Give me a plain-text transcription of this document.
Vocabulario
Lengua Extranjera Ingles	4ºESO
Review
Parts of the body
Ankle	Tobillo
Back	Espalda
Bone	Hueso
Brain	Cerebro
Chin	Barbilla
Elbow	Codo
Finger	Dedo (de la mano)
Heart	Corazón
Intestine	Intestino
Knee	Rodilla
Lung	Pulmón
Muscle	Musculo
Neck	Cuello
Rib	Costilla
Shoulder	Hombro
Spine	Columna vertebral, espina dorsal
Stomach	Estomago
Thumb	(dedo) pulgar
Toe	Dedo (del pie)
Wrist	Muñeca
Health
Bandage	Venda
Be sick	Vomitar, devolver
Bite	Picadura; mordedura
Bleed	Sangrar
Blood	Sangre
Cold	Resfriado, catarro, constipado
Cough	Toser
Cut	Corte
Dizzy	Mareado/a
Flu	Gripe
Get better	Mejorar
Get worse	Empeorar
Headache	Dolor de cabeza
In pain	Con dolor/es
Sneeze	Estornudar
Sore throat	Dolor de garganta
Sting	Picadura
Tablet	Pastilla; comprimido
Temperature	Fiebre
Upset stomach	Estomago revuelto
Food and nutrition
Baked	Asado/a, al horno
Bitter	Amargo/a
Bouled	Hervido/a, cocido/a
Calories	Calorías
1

§ **Given request**: Among the entries above, identify all lines with "Estomago" and copy them.

§ **Solution below**:
Stomach	Estomago
Upset stomach	Estomago revuelto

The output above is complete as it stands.